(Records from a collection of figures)
_____
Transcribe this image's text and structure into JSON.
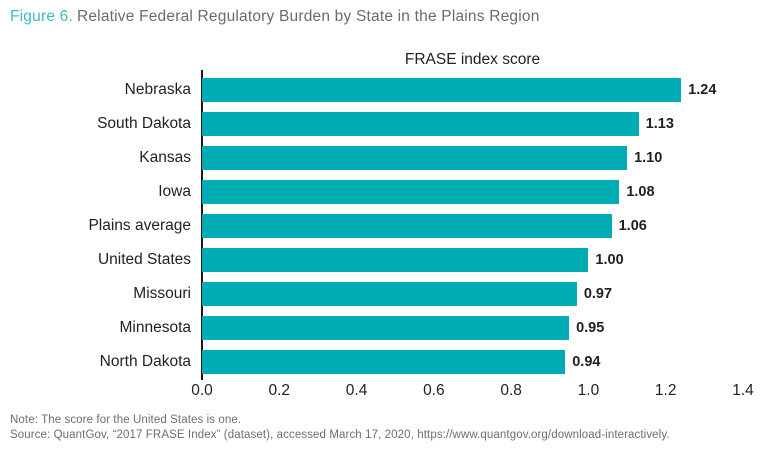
{
  "figure": {
    "label": "Figure 6.",
    "title": "Relative Federal Regulatory Burden by State in the Plains Region"
  },
  "chart_data": {
    "type": "bar",
    "orientation": "horizontal",
    "title": "FRASE index score",
    "categories": [
      "Nebraska",
      "South Dakota",
      "Kansas",
      "Iowa",
      "Plains average",
      "United States",
      "Missouri",
      "Minnesota",
      "North Dakota"
    ],
    "values": [
      1.24,
      1.13,
      1.1,
      1.08,
      1.06,
      1.0,
      0.97,
      0.95,
      0.94
    ],
    "value_labels": [
      "1.24",
      "1.13",
      "1.10",
      "1.08",
      "1.06",
      "1.00",
      "0.97",
      "0.95",
      "0.94"
    ],
    "xlim": [
      0,
      1.4
    ],
    "x_ticks": [
      "0.0",
      "0.2",
      "0.4",
      "0.6",
      "0.8",
      "1.0",
      "1.2",
      "1.4"
    ],
    "grid": false,
    "legend": false,
    "bar_color": "#00acb4",
    "axis_color": "#1a1718",
    "text_color": "#231f20"
  },
  "note": "Note: The score for the United States is one.",
  "source": "Source: QuantGov, “2017 FRASE Index” (dataset), accessed March 17, 2020, https://www.quantgov.org/download-interactively.",
  "colors": {
    "figure_label": "#3fb8c8",
    "figure_title": "#6a6b6e",
    "footnote_gray": "#6d6e71"
  }
}
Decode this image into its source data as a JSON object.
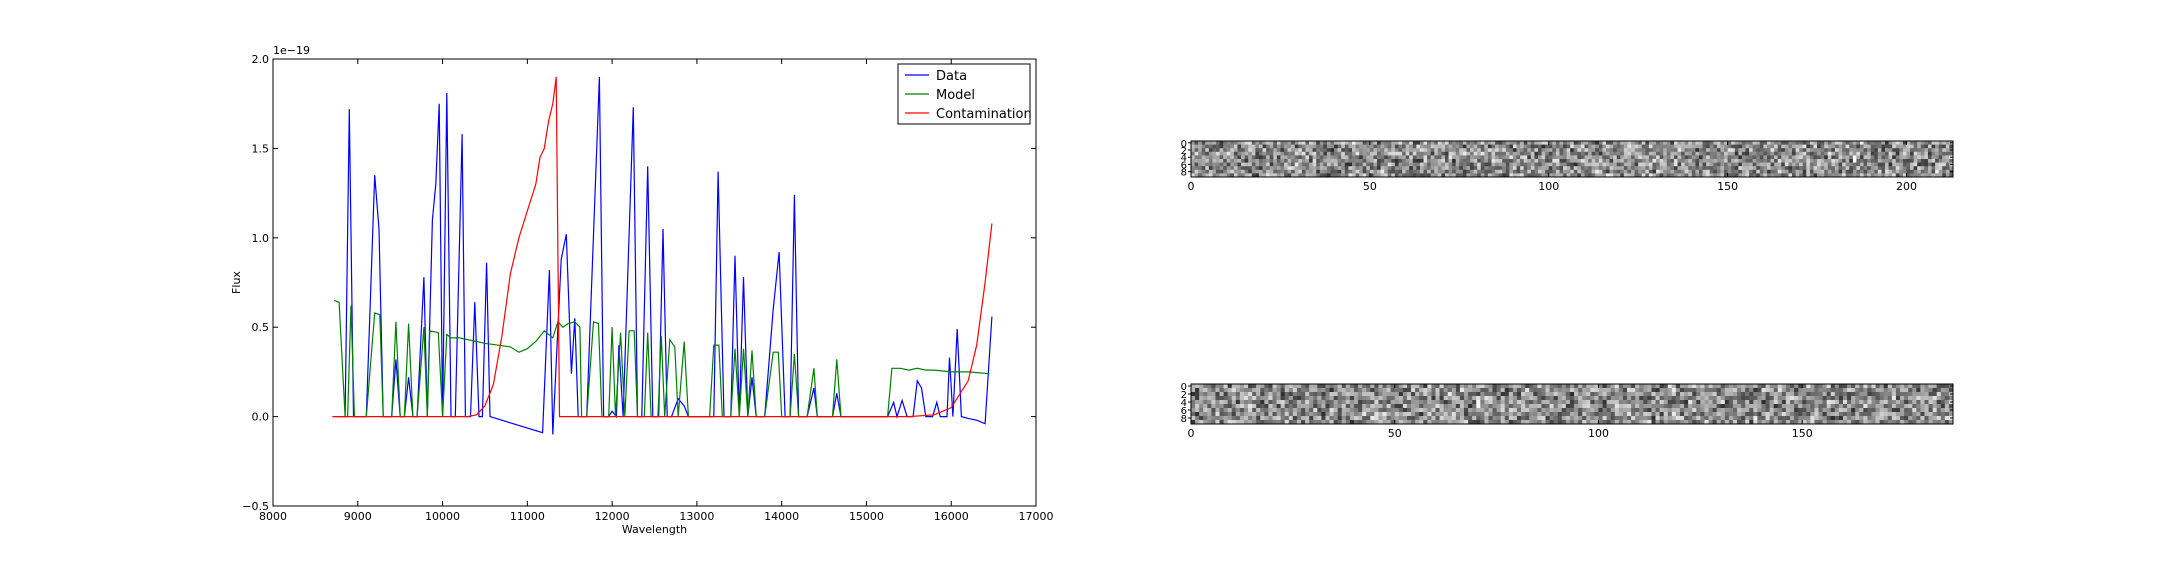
{
  "chart_data": [
    {
      "type": "line",
      "xlabel": "Wavelength",
      "ylabel": "Flux",
      "offset_text": "1e−19",
      "xlim": [
        8000,
        17000
      ],
      "ylim": [
        -0.5,
        2.0
      ],
      "xticks": [
        8000,
        9000,
        10000,
        11000,
        12000,
        13000,
        14000,
        15000,
        16000,
        17000
      ],
      "yticks": [
        -0.5,
        0.0,
        0.5,
        1.0,
        1.5,
        2.0
      ],
      "legend_position": "top-right",
      "series": [
        {
          "name": "Data",
          "color": "#0000ff",
          "points": [
            [
              8750,
              0
            ],
            [
              8850,
              0
            ],
            [
              8900,
              1.72
            ],
            [
              8950,
              0
            ],
            [
              9050,
              0
            ],
            [
              9100,
              0
            ],
            [
              9200,
              1.35
            ],
            [
              9250,
              1.05
            ],
            [
              9300,
              0
            ],
            [
              9400,
              0
            ],
            [
              9450,
              0.32
            ],
            [
              9500,
              0
            ],
            [
              9550,
              0
            ],
            [
              9600,
              0.22
            ],
            [
              9650,
              0
            ],
            [
              9700,
              0
            ],
            [
              9780,
              0.78
            ],
            [
              9820,
              0
            ],
            [
              9880,
              1.1
            ],
            [
              9920,
              1.3
            ],
            [
              9960,
              1.75
            ],
            [
              10000,
              0
            ],
            [
              10050,
              1.81
            ],
            [
              10100,
              0
            ],
            [
              10150,
              0
            ],
            [
              10230,
              1.58
            ],
            [
              10270,
              0
            ],
            [
              10330,
              0
            ],
            [
              10380,
              0.64
            ],
            [
              10430,
              0
            ],
            [
              10470,
              0
            ],
            [
              10520,
              0.86
            ],
            [
              10560,
              0
            ],
            [
              11180,
              -0.09
            ],
            [
              11260,
              0.82
            ],
            [
              11300,
              -0.1
            ],
            [
              11400,
              0.88
            ],
            [
              11460,
              1.02
            ],
            [
              11520,
              0.24
            ],
            [
              11560,
              0.55
            ],
            [
              11600,
              0
            ],
            [
              11700,
              0
            ],
            [
              11850,
              1.9
            ],
            [
              11900,
              0
            ],
            [
              11960,
              0
            ],
            [
              12000,
              0.03
            ],
            [
              12050,
              0
            ],
            [
              12080,
              0.4
            ],
            [
              12130,
              0
            ],
            [
              12250,
              1.73
            ],
            [
              12300,
              0
            ],
            [
              12350,
              0
            ],
            [
              12420,
              1.4
            ],
            [
              12480,
              0
            ],
            [
              12550,
              0
            ],
            [
              12600,
              1.05
            ],
            [
              12650,
              0
            ],
            [
              12700,
              0
            ],
            [
              12780,
              0.1
            ],
            [
              12850,
              0.06
            ],
            [
              12900,
              0
            ],
            [
              12950,
              0
            ],
            [
              13000,
              0
            ],
            [
              13200,
              0
            ],
            [
              13250,
              1.37
            ],
            [
              13320,
              0
            ],
            [
              13400,
              0
            ],
            [
              13450,
              0.9
            ],
            [
              13500,
              0
            ],
            [
              13550,
              0.78
            ],
            [
              13600,
              0
            ],
            [
              13650,
              0.22
            ],
            [
              13700,
              0
            ],
            [
              13800,
              0
            ],
            [
              13900,
              0.6
            ],
            [
              13970,
              0.92
            ],
            [
              14040,
              0
            ],
            [
              14100,
              0
            ],
            [
              14150,
              1.24
            ],
            [
              14200,
              0
            ],
            [
              14300,
              0
            ],
            [
              14380,
              0.16
            ],
            [
              14420,
              0
            ],
            [
              14600,
              0
            ],
            [
              14650,
              0.13
            ],
            [
              14700,
              0
            ],
            [
              15250,
              0
            ],
            [
              15320,
              0.08
            ],
            [
              15360,
              0
            ],
            [
              15420,
              0.09
            ],
            [
              15480,
              0
            ],
            [
              15550,
              0
            ],
            [
              15600,
              0.2
            ],
            [
              15650,
              0.16
            ],
            [
              15700,
              0
            ],
            [
              15780,
              0
            ],
            [
              15830,
              0.08
            ],
            [
              15870,
              0
            ],
            [
              15950,
              0
            ],
            [
              15980,
              0.33
            ],
            [
              16020,
              0
            ],
            [
              16070,
              0.49
            ],
            [
              16120,
              0
            ],
            [
              16200,
              -0.01
            ],
            [
              16300,
              -0.02
            ],
            [
              16400,
              -0.04
            ],
            [
              16480,
              0.56
            ]
          ]
        },
        {
          "name": "Model",
          "color": "#008000",
          "points": [
            [
              8720,
              0.65
            ],
            [
              8780,
              0.64
            ],
            [
              8850,
              0
            ],
            [
              8880,
              0
            ],
            [
              8920,
              0.62
            ],
            [
              8960,
              0
            ],
            [
              9100,
              0
            ],
            [
              9200,
              0.58
            ],
            [
              9260,
              0.57
            ],
            [
              9300,
              0
            ],
            [
              9400,
              0
            ],
            [
              9450,
              0.53
            ],
            [
              9500,
              0
            ],
            [
              9550,
              0
            ],
            [
              9600,
              0.52
            ],
            [
              9650,
              0
            ],
            [
              9700,
              0
            ],
            [
              9780,
              0.5
            ],
            [
              9820,
              0
            ],
            [
              9850,
              0.48
            ],
            [
              9950,
              0.47
            ],
            [
              10000,
              0
            ],
            [
              10050,
              0.46
            ],
            [
              10100,
              0.44
            ],
            [
              10200,
              0.44
            ],
            [
              10500,
              0.41
            ],
            [
              10800,
              0.39
            ],
            [
              10900,
              0.36
            ],
            [
              11000,
              0.38
            ],
            [
              11100,
              0.42
            ],
            [
              11200,
              0.48
            ],
            [
              11300,
              0.44
            ],
            [
              11360,
              0.53
            ],
            [
              11420,
              0.5
            ],
            [
              11480,
              0.52
            ],
            [
              11560,
              0.53
            ],
            [
              11620,
              0.5
            ],
            [
              11640,
              0
            ],
            [
              11700,
              0
            ],
            [
              11780,
              0.53
            ],
            [
              11840,
              0.52
            ],
            [
              11880,
              0
            ],
            [
              11960,
              0
            ],
            [
              12000,
              0.5
            ],
            [
              12040,
              0
            ],
            [
              12100,
              0.47
            ],
            [
              12150,
              0
            ],
            [
              12200,
              0.48
            ],
            [
              12260,
              0.48
            ],
            [
              12300,
              0
            ],
            [
              12380,
              0
            ],
            [
              12420,
              0.47
            ],
            [
              12460,
              0
            ],
            [
              12540,
              0
            ],
            [
              12580,
              0.45
            ],
            [
              12620,
              0
            ],
            [
              12680,
              0.43
            ],
            [
              12740,
              0.39
            ],
            [
              12780,
              0
            ],
            [
              12850,
              0.42
            ],
            [
              12900,
              0
            ],
            [
              13150,
              0
            ],
            [
              13200,
              0.4
            ],
            [
              13260,
              0.4
            ],
            [
              13300,
              0
            ],
            [
              13400,
              0
            ],
            [
              13450,
              0.38
            ],
            [
              13500,
              0
            ],
            [
              13550,
              0.38
            ],
            [
              13600,
              0
            ],
            [
              13650,
              0.37
            ],
            [
              13700,
              0
            ],
            [
              13800,
              0
            ],
            [
              13900,
              0.36
            ],
            [
              13960,
              0.36
            ],
            [
              14000,
              0
            ],
            [
              14100,
              0
            ],
            [
              14150,
              0.35
            ],
            [
              14200,
              0
            ],
            [
              14300,
              0
            ],
            [
              14380,
              0.27
            ],
            [
              14420,
              0
            ],
            [
              14600,
              0
            ],
            [
              14650,
              0.32
            ],
            [
              14700,
              0
            ],
            [
              15250,
              0
            ],
            [
              15300,
              0.27
            ],
            [
              15400,
              0.27
            ],
            [
              15500,
              0.26
            ],
            [
              15600,
              0.27
            ],
            [
              15700,
              0.26
            ],
            [
              15800,
              0.26
            ],
            [
              16000,
              0.25
            ],
            [
              16200,
              0.25
            ],
            [
              16450,
              0.24
            ]
          ]
        },
        {
          "name": "Contamination",
          "color": "#ff0000",
          "points": [
            [
              8700,
              0
            ],
            [
              10300,
              0
            ],
            [
              10400,
              0.01
            ],
            [
              10500,
              0.06
            ],
            [
              10600,
              0.18
            ],
            [
              10700,
              0.45
            ],
            [
              10800,
              0.8
            ],
            [
              10900,
              1.0
            ],
            [
              11000,
              1.15
            ],
            [
              11100,
              1.3
            ],
            [
              11150,
              1.45
            ],
            [
              11200,
              1.5
            ],
            [
              11250,
              1.65
            ],
            [
              11300,
              1.75
            ],
            [
              11340,
              1.9
            ],
            [
              11380,
              0
            ],
            [
              11500,
              0
            ],
            [
              15500,
              0
            ],
            [
              15800,
              0.01
            ],
            [
              16000,
              0.05
            ],
            [
              16200,
              0.2
            ],
            [
              16300,
              0.4
            ],
            [
              16400,
              0.75
            ],
            [
              16480,
              1.08
            ]
          ]
        }
      ]
    },
    {
      "type": "heatmap",
      "colormap": "gray",
      "xlim": [
        0,
        213
      ],
      "xticks": [
        0,
        50,
        100,
        150,
        200
      ],
      "yticks": [
        0,
        2,
        4,
        6,
        8
      ],
      "highlight_col": 185
    },
    {
      "type": "heatmap",
      "colormap": "gray",
      "xlim": [
        0,
        187
      ],
      "xticks": [
        0,
        50,
        100,
        150
      ],
      "yticks": [
        0,
        2,
        4,
        6,
        8
      ],
      "highlight_col": 70
    }
  ]
}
_____
§ **Problem**:
Find each line that has the word "FRASE", then copy it out.

§ **Solution for this problem**:
    "title": "FRASE index score",
  "source": "Source: QuantGov, “2017 FRASE Index” (dataset), accessed March 17, 2020, https://www.quantgov.org/download-interactively.",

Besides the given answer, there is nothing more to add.